Description of the task |
Could you restate every entry word for word, leaving the pictures out?

Records supplied |
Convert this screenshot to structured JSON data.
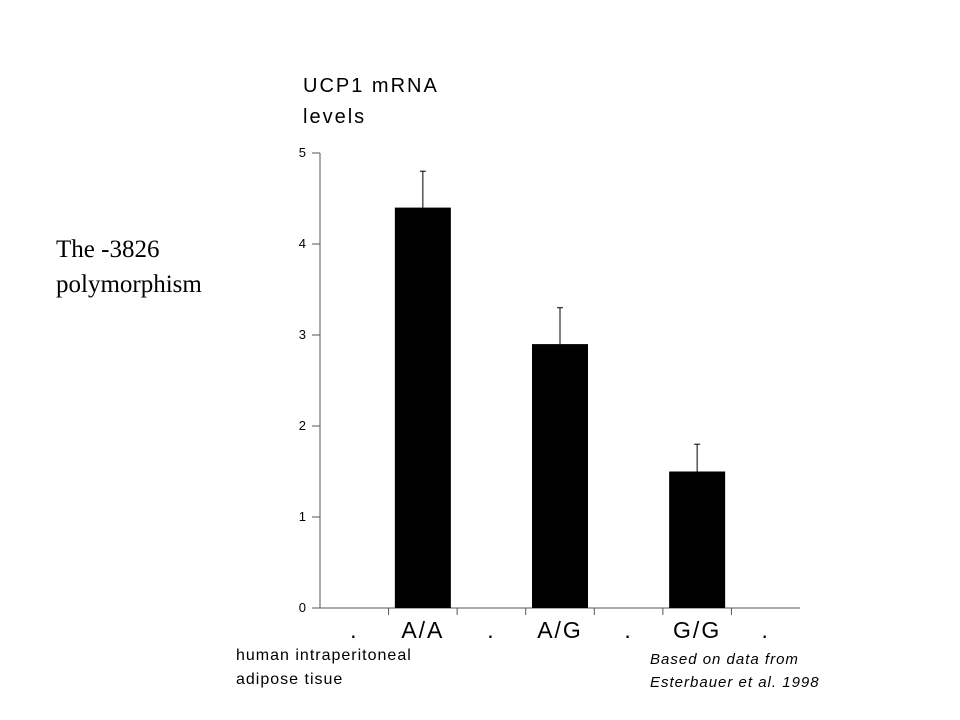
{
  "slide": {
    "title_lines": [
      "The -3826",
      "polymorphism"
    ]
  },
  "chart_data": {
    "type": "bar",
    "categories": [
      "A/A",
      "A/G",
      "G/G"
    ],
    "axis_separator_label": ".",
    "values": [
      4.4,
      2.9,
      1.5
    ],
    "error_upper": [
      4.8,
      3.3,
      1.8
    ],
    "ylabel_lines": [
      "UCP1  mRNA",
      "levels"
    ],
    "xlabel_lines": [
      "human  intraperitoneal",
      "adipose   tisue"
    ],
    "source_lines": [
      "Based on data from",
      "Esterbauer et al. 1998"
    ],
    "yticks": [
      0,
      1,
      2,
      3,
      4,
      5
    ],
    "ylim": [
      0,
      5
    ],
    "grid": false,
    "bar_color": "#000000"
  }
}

Answer for this exercise |
Convert this screenshot to structured JSON data.
{
  "slide": {
    "title_lines": [
      "The -3826",
      "polymorphism"
    ]
  },
  "chart_data": {
    "type": "bar",
    "categories": [
      "A/A",
      "A/G",
      "G/G"
    ],
    "axis_separator_label": ".",
    "values": [
      4.4,
      2.9,
      1.5
    ],
    "error_upper": [
      4.8,
      3.3,
      1.8
    ],
    "ylabel_lines": [
      "UCP1  mRNA",
      "levels"
    ],
    "xlabel_lines": [
      "human  intraperitoneal",
      "adipose   tisue"
    ],
    "source_lines": [
      "Based on data from",
      "Esterbauer et al. 1998"
    ],
    "yticks": [
      0,
      1,
      2,
      3,
      4,
      5
    ],
    "ylim": [
      0,
      5
    ],
    "grid": false,
    "bar_color": "#000000"
  }
}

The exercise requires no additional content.